━━ Document excerpt ━━

In describing my own commenting style, I’m not at all suggesting that I think this is what everyone else does, or should do: I know people who are clear single-issue (or, in most cases, multiple-issue) posters, who will happily join the fray at any blog if they have expertise on a topic, regardless of whether they’ve spent much time lurking in that blogging community. I know others who never, ever post on any blog, although they read far more blogs than I do… Commenting, like blogging itself, serves a range of interests, and falls into a range of styles. Scott is in the process of trying to theorise some of the commenting trends he sees on his blog – if anyone here is an Acephalous lurker, and hasn’t yet noticed the thread, perhaps head over and contribute to the discussion – if, that is, you comment on this sort of thing… ;-P

My Space

It’s always interesting watching people who aren’t familiar with academic blogging try to come to terms for the first time with what an academic might do with such an online space. One of my first-year students heard about the blog for the first time yesterday, and blurted out: “Oooh, cool – so it’s, like, your MySpace site!” (Given how greatly amused other students were by this comment, I gather I’m not commonly perceived by students as someone who might have a MySpace site…) I think some faculty colleagues have similar assumptions – I have the distinct impression that certain specific staff members think a blog is a chat room: they make comments that suggest they visualise text streaming past, and wonder how I could possibly write anything serious in such a format.

What’s a bit more odd to me are the disparaging judgments that periodically crop up on academic blogs themselves – there seems to be a common judgment that discussion that happens on academic blogs can never be properly academic – that academics may happen to blog, but that the notion of an “academic blog” is an oxymoron. I always find these observations somewhat odd – among other reasons, because they imply that only a very specific type of reflection or speech or writing “counts” as academic – specifically, the kind of reflection and writing possible in a lengthy, peer-reviewed academic journal article.

What’s odd to me about this truncated definition of academic speech is that, if anyone were to apply it seriously to contexts outside of blogging, it would exclude the overwhelming preponderance of the kinds of reflection and discussion that academics actually do – journal writing and field notes, water cooler discussions with colleagues, conversation and writing for seminars and many conference presentations, teaching, supervision… I assume that other academics learn and refine their thoughts through these looser, more informal kinds of academic reflection, speech and writing – that these activities are, in fact, part of the way we all prepare for the more formal kinds of writing that is expressed in peer-reviewed journals, part of what helps us lift our game for serious scholarship. It’s fairly easy to see how something like academic blogging “fits” into the context of these more informal, but common and important, academic activities. And yet, for some reason, academic bloggers themselves often single out blogging – of all the less formal media for academic exchanges – for criticism.

━━━
━━ Supplied information ━━

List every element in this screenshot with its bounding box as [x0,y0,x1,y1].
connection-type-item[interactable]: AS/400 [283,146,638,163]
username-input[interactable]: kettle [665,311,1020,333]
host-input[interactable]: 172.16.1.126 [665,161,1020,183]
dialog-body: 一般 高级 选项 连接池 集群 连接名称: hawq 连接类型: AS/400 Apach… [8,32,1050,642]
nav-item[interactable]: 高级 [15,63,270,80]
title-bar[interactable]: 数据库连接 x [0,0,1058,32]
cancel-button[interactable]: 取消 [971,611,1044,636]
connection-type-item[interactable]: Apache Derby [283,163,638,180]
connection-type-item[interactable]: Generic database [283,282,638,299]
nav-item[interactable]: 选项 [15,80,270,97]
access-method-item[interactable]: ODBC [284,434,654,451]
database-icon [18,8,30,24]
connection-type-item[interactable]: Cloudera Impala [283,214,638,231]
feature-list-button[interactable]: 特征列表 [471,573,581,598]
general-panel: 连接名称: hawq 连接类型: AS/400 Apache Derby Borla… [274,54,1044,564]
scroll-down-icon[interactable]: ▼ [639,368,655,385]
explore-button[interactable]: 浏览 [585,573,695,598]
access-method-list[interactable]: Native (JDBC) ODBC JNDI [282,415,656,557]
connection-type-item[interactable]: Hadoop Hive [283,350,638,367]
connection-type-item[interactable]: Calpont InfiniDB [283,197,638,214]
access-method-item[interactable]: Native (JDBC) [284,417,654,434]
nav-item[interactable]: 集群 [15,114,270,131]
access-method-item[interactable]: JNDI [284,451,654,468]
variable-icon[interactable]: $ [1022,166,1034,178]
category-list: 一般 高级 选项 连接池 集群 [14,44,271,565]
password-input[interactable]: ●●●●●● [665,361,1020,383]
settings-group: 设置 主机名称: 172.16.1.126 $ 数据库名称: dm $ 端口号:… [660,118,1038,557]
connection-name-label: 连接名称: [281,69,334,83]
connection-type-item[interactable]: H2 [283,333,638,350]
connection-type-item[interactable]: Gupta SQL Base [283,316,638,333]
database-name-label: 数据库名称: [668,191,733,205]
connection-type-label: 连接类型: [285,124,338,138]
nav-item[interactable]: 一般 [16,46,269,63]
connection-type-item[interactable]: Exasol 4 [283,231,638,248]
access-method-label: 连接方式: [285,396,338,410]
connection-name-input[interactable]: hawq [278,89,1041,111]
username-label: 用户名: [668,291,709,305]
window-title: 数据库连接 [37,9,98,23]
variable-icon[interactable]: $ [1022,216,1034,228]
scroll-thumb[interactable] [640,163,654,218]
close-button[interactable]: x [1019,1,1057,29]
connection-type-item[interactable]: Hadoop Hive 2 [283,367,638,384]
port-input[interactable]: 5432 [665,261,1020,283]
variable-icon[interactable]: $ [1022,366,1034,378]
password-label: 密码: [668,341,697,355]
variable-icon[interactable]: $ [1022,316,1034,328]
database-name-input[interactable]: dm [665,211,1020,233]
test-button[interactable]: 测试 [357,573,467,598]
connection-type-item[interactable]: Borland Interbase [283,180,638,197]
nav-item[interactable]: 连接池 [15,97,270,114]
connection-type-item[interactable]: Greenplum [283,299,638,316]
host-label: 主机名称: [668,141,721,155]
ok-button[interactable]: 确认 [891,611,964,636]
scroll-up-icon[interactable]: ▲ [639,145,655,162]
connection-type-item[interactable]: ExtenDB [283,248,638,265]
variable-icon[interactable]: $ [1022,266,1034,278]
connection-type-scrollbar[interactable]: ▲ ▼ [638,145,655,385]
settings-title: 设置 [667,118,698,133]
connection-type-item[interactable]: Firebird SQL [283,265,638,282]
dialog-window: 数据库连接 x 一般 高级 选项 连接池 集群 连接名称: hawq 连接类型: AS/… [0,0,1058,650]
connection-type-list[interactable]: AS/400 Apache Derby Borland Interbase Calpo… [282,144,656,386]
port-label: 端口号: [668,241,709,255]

━━━

**Given exercise A:** In the entries, from the first line up to and including the line with "access-method-item[interactable]: JNDI [284,451,654,468]", switch "connection-type-item" to "db-type-item" and leave everything else unchanged. Give back only those lines.
**Given exercise B:** Continue the blog post about commenting and academic blogging from the point where it stops.

**Written answer A:**
List every element in this screenshot with its bounding box as [x0,y0,x1,y1].
db-type-item[interactable]: AS/400 [283,146,638,163]
username-input[interactable]: kettle [665,311,1020,333]
host-input[interactable]: 172.16.1.126 [665,161,1020,183]
dialog-body: 一般 高级 选项 连接池 集群 连接名称: hawq 连接类型: AS/400 Apach… [8,32,1050,642]
nav-item[interactable]: 高级 [15,63,270,80]
title-bar[interactable]: 数据库连接 x [0,0,1058,32]
cancel-button[interactable]: 取消 [971,611,1044,636]
db-type-item[interactable]: Apache Derby [283,163,638,180]
db-type-item[interactable]: Generic database [283,282,638,299]
nav-item[interactable]: 选项 [15,80,270,97]
access-method-item[interactable]: ODBC [284,434,654,451]
database-icon [18,8,30,24]
db-type-item[interactable]: Cloudera Impala [283,214,638,231]
feature-list-button[interactable]: 特征列表 [471,573,581,598]
general-panel: 连接名称: hawq 连接类型: AS/400 Apache Derby Borla… [274,54,1044,564]
scroll-down-icon[interactable]: ▼ [639,368,655,385]
explore-button[interactable]: 浏览 [585,573,695,598]
access-method-list[interactable]: Native (JDBC) ODBC JNDI [282,415,656,557]
db-type-item[interactable]: Hadoop Hive [283,350,638,367]
db-type-item[interactable]: Calpont InfiniDB [283,197,638,214]
access-method-item[interactable]: Native (JDBC) [284,417,654,434]
nav-item[interactable]: 集群 [15,114,270,131]
access-method-item[interactable]: JNDI [284,451,654,468]

**Written answer B:**
I wonder at times whether I react differently from some other academic bloggers because I never expected academic blogging to be anything other than what it is – a medium for less formal intellectual exchange, appropriate for refining draft ideas and writing, which introduces a useful incentive to raise your game a bit because it is possible for unknown and unanticipated readers to comment on your work… I see academic blogging as fitting somewhere between the informal conversations in which we solicit feedback from academic colleagues, and the seminar or less formal conference presentation at which we solicit feedback on draft writing… For this purpose, I think, the medium is really quite good…

Talking the Talk

I won’t blog today about the other papers at the Governments and Communities in Partnership conference – I’ve sketched some notes on some interesting convergent themes, but I’ll try to sum those up in a post tomorrow. I did want to post a copy of the talk I delivered below the fold – the talk is significantly shorter than the paper, but also significantly longer than a standard blog post, so be warned…

Some funny things from the session where I delivered my paper: first, the members of my reading group, evidently put out that my paper prevented our regular Monday lunchtime meeting, invaded the session (if by “invaded” you understand “slipped into the back and sat in the most shadowy corner of the conference room, from which they promptly slipped back out once I had finished speaking”).

A technical glitch meant that the session began ten minutes late, which ordinarily wouldn’t have had much of an effect. This conference has been designed, though, to allow people to swap and change between concurrent sessions – so people could, for example, attend paper 1 from one session, and leave when that paper was done, being reasonably sure that paper 2 from another session would begin promptly on time. This meant that the entirety of the ten-minute delay had to come out of the first presentation, which, as luck would have it, was mine.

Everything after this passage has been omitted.